# [AIM OF THE EXERCISE]
Copy every line in which the string "销量同比增长" occurs.

· · · · ·

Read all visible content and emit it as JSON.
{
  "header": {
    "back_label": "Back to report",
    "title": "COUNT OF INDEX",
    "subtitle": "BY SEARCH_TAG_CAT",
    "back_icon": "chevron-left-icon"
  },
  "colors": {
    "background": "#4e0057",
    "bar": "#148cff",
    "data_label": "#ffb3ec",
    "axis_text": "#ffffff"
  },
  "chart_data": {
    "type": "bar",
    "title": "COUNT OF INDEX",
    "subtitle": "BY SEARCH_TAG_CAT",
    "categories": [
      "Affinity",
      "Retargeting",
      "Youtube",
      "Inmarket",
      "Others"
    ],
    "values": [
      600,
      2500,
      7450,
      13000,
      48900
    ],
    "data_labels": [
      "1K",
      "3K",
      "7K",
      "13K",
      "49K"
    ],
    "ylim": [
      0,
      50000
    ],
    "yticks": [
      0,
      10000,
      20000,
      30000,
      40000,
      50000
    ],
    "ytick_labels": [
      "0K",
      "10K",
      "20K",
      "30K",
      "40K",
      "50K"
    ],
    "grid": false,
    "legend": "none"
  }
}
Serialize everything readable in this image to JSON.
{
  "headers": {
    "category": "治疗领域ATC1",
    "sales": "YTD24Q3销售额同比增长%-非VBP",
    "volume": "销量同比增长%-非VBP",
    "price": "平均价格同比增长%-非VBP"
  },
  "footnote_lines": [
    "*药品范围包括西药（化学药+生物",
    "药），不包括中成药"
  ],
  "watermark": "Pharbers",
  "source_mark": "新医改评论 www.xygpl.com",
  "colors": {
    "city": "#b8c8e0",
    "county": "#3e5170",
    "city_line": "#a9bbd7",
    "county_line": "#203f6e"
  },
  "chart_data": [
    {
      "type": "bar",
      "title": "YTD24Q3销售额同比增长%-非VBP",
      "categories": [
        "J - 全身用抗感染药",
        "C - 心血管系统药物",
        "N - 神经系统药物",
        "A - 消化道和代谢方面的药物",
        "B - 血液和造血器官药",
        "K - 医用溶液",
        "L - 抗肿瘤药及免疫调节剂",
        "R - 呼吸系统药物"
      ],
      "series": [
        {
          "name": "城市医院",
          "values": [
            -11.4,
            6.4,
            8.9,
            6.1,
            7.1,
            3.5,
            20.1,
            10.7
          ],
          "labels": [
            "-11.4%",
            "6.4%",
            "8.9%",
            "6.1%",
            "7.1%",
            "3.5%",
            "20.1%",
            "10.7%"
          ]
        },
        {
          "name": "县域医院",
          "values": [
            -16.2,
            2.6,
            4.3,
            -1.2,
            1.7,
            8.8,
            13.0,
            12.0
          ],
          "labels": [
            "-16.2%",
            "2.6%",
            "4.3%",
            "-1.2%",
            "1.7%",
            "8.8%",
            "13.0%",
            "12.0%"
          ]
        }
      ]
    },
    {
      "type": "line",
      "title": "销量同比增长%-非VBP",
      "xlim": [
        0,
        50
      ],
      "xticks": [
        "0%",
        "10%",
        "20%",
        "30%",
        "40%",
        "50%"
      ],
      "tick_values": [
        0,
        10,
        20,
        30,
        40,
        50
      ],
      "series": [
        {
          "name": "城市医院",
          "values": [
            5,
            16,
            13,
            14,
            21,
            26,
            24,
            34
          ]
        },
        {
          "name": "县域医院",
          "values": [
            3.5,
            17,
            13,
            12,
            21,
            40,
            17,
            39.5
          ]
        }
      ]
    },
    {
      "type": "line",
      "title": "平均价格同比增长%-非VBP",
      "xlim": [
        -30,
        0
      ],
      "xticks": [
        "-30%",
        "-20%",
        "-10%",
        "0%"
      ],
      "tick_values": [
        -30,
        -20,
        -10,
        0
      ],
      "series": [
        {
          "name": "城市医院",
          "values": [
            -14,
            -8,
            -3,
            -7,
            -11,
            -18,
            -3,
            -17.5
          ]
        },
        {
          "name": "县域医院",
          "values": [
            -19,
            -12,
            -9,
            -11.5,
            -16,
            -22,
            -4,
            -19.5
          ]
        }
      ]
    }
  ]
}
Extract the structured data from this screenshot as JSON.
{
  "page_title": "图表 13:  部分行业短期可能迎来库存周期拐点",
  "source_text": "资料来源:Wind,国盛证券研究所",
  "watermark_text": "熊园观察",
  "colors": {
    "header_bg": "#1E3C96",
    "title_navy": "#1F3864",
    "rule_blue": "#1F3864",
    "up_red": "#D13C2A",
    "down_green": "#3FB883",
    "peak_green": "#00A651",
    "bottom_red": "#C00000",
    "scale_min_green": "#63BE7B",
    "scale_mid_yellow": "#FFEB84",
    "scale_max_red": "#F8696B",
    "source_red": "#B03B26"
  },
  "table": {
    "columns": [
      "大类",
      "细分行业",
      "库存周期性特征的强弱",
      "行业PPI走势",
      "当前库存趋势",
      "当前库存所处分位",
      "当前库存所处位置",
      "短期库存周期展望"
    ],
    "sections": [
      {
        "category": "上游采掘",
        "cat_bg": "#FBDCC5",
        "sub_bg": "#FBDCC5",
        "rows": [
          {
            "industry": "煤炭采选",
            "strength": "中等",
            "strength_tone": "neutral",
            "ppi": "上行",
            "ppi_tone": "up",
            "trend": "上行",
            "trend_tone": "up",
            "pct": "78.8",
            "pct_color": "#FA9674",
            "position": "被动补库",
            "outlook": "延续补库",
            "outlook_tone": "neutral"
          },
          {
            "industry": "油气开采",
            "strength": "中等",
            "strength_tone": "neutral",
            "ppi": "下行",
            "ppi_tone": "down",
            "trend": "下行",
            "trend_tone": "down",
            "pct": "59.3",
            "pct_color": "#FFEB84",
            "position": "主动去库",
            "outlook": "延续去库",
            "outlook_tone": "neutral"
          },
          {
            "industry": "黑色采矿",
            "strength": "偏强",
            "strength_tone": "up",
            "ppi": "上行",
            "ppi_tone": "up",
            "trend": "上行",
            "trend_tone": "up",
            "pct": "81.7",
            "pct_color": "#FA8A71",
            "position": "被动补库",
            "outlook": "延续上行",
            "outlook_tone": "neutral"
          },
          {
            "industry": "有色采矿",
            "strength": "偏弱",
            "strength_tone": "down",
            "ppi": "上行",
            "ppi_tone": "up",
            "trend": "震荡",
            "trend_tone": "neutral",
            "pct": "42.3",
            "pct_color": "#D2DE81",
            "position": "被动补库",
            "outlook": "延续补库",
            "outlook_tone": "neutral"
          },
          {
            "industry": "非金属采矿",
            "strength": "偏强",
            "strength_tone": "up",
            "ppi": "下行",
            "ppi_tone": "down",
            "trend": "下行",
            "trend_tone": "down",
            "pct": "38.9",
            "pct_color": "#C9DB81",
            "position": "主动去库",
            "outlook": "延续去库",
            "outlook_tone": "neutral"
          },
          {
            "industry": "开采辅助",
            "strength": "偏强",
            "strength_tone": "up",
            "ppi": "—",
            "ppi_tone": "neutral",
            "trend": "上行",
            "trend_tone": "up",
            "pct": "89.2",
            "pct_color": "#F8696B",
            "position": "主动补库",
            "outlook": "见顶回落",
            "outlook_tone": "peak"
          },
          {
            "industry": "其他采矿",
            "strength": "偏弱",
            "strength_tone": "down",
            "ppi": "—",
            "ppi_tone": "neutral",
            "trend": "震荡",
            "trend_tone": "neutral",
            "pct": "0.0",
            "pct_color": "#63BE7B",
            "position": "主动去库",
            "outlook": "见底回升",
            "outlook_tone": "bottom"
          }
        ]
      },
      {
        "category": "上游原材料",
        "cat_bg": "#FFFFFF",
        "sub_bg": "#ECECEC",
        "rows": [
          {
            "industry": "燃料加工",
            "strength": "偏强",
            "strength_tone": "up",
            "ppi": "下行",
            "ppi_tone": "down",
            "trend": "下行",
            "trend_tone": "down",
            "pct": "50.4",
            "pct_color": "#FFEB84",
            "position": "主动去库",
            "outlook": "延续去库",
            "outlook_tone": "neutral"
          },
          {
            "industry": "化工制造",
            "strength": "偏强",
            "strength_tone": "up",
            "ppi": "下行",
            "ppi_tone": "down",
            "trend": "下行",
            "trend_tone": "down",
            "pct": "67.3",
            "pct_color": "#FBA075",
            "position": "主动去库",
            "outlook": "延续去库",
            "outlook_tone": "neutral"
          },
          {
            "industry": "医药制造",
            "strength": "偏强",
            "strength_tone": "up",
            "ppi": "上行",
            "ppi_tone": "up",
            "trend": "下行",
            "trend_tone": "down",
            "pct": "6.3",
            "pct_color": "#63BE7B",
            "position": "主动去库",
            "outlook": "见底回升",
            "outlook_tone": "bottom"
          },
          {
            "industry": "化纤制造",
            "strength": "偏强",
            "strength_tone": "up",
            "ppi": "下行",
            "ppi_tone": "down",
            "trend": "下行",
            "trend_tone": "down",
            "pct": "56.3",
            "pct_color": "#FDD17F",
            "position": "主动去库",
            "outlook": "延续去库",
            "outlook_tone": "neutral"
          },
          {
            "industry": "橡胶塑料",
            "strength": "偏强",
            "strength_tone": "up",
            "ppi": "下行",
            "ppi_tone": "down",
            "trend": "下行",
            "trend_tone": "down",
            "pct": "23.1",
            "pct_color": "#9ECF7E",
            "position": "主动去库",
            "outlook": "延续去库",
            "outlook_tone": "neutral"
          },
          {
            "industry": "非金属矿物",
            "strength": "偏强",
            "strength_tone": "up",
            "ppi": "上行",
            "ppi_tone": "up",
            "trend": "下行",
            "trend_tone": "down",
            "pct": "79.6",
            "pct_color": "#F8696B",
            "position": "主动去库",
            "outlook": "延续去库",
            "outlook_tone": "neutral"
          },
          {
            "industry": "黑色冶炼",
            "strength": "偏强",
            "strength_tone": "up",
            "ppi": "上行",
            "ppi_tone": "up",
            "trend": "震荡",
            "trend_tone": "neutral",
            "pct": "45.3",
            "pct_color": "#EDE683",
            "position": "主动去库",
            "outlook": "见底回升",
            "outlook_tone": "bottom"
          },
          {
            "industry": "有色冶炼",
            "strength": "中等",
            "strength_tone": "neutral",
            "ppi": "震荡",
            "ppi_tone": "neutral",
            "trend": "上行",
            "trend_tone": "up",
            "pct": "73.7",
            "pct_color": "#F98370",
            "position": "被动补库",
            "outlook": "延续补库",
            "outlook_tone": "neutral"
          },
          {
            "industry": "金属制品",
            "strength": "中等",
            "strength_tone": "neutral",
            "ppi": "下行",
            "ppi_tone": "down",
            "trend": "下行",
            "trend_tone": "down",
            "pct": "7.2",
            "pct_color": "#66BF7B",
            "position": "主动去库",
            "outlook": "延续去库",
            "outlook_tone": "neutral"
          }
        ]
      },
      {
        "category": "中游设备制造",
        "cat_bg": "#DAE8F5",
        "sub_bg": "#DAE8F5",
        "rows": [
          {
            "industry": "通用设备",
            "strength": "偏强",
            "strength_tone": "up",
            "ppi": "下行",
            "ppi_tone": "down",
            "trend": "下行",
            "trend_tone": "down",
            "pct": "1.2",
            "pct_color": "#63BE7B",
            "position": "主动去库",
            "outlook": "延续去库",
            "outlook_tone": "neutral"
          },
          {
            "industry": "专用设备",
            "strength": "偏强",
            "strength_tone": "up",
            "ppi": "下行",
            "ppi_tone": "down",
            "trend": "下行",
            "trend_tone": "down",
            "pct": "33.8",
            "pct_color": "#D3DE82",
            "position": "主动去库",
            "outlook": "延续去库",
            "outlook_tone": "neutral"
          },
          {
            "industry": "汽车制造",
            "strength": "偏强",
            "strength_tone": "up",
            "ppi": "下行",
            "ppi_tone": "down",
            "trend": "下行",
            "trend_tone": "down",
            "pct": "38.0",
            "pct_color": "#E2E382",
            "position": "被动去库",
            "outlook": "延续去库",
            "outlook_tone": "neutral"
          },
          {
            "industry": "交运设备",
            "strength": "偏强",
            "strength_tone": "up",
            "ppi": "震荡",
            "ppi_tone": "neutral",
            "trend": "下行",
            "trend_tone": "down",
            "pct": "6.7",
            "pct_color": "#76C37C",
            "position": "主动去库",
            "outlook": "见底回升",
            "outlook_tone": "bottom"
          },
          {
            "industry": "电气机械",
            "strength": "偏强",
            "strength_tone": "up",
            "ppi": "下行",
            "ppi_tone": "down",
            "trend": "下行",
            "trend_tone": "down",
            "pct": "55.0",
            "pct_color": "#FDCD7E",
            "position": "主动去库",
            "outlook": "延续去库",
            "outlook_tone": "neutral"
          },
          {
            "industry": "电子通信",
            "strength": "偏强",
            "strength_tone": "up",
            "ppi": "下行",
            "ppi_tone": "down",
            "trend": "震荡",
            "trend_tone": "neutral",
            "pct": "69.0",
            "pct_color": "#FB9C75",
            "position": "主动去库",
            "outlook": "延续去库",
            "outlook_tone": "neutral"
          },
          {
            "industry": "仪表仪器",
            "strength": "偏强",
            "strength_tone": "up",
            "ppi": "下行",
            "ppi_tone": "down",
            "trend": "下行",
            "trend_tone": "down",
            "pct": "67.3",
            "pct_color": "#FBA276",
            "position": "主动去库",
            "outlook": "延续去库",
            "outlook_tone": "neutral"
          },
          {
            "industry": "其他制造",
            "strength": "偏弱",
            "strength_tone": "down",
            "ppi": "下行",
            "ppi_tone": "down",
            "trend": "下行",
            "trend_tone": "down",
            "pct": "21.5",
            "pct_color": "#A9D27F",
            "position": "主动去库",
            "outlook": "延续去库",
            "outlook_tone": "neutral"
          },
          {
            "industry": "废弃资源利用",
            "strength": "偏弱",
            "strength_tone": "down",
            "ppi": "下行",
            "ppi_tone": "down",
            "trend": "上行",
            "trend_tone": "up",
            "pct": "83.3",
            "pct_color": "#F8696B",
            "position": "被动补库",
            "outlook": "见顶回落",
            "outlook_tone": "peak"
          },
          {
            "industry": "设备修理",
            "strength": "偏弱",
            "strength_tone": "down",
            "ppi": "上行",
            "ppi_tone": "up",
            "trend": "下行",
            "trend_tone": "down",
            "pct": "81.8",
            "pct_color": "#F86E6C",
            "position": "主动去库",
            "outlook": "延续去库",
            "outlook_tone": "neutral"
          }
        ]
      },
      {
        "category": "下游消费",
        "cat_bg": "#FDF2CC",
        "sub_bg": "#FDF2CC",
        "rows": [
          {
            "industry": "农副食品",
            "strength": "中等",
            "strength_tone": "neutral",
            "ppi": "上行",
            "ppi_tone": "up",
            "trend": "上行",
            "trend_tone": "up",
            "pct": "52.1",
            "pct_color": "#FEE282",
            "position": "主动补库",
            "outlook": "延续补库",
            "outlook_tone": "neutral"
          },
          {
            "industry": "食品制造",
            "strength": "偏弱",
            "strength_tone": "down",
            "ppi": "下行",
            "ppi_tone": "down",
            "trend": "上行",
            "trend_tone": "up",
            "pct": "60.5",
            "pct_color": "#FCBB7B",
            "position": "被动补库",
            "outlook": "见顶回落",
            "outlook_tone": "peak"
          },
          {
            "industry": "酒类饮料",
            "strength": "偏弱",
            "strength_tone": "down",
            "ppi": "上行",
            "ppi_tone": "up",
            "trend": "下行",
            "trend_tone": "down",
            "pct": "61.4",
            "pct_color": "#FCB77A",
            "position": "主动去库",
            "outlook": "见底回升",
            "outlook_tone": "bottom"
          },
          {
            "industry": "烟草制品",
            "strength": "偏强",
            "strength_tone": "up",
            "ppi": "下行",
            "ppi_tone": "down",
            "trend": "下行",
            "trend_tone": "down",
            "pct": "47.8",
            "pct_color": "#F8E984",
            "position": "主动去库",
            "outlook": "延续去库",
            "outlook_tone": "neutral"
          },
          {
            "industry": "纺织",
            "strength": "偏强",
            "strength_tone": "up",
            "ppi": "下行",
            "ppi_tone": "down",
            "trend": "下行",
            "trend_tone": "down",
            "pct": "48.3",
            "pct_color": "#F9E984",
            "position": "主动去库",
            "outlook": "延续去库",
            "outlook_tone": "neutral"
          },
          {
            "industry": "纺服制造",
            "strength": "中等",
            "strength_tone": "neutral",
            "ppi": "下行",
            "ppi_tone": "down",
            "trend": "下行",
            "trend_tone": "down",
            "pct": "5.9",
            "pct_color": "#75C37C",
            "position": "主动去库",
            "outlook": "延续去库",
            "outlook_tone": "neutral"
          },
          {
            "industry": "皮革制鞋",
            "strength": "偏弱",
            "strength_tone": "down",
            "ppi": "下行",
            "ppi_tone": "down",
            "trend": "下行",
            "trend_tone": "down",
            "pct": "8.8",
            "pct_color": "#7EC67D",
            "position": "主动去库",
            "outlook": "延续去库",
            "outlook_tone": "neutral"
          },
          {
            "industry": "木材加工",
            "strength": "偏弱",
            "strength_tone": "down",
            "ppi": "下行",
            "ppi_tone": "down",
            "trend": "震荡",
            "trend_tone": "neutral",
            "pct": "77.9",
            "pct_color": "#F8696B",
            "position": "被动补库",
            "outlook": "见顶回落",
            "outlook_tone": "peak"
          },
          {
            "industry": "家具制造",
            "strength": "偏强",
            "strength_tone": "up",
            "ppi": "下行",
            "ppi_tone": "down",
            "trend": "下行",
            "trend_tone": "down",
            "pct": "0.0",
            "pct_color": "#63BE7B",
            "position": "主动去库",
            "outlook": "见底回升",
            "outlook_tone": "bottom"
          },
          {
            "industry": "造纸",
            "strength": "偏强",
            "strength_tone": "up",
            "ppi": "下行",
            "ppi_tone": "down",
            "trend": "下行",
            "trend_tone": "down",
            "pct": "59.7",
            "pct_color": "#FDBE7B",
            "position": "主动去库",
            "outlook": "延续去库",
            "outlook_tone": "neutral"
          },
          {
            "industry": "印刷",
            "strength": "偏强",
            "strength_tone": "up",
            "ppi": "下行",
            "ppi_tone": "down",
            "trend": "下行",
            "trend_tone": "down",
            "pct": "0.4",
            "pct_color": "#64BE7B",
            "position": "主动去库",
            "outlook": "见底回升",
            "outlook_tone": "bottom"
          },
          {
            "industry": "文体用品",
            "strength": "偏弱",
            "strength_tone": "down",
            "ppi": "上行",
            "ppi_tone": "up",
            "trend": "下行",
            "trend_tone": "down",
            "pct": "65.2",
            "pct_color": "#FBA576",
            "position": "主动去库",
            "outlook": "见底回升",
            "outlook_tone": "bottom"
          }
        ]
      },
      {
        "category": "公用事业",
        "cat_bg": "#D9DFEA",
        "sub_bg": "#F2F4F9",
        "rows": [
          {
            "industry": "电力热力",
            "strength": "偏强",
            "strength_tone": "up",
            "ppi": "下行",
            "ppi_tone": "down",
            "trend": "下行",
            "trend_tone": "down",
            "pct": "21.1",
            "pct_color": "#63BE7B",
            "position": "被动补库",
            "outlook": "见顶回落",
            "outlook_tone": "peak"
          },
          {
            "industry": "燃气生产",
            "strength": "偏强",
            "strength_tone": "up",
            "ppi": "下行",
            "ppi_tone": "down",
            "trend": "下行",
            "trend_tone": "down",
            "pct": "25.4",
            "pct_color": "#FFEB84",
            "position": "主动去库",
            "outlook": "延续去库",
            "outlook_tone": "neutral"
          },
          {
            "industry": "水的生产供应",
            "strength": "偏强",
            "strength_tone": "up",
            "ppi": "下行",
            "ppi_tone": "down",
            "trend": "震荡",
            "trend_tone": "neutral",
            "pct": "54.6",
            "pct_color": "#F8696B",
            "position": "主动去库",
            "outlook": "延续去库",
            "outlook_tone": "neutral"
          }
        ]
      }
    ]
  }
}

· · · · ·

# [ANSWER TO THE PROBLEM]
    "volume": "销量同比增长%-非VBP",
      "title": "销量同比增长%-非VBP",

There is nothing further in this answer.